- **Record extracts**:
● ● ● ● ● ● ●
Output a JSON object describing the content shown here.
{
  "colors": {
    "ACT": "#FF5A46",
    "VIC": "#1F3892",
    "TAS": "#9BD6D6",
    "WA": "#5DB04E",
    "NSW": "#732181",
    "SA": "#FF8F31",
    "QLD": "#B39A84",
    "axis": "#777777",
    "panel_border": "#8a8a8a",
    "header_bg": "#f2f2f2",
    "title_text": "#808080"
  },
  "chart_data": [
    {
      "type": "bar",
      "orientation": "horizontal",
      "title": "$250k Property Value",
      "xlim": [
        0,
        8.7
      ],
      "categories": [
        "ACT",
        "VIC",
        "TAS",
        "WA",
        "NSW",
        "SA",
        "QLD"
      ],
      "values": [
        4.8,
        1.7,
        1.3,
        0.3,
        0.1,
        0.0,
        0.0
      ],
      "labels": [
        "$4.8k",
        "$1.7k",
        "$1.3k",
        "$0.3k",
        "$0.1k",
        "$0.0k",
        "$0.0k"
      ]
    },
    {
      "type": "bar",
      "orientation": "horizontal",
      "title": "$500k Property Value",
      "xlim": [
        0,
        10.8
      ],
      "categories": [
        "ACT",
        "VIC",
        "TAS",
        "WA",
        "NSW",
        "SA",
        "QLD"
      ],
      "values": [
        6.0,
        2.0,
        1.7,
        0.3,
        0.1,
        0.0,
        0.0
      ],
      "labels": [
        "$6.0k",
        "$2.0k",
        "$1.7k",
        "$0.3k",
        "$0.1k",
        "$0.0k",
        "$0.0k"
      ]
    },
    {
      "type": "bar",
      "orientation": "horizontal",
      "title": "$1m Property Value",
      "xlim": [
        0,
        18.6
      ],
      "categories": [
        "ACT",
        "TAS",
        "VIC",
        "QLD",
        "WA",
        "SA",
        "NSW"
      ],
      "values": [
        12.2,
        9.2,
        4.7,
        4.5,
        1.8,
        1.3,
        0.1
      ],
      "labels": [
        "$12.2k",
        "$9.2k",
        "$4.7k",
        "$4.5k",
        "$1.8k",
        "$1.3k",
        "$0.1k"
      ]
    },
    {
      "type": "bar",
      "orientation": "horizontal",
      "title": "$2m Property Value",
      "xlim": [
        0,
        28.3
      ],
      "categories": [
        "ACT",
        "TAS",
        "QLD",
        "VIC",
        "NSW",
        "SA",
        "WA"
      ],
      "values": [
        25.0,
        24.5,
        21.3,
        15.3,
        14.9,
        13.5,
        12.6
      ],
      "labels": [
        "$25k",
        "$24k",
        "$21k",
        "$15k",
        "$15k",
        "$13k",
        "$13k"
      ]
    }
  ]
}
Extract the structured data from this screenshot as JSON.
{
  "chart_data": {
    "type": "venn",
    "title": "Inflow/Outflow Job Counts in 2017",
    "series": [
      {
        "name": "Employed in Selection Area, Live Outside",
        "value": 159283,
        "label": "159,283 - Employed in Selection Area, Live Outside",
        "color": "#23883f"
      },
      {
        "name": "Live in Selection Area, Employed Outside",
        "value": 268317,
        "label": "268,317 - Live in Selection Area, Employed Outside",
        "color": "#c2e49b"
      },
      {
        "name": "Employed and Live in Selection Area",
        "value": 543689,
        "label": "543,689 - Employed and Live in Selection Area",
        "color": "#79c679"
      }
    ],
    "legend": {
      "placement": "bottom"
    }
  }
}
● ● ● ● ● ● ●
- **Task goal**: Every line that holds the word "Live" should be extracted.

- **Written response**:
        "name": "Employed in Selection Area, Live Outside",
        "label": "159,283 - Employed in Selection Area, Live Outside",
        "name": "Live in Selection Area, Employed Outside",
        "label": "268,317 - Live in Selection Area, Employed Outside",
        "name": "Employed and Live in Selection Area",
        "label": "543,689 - Employed and Live in Selection Area",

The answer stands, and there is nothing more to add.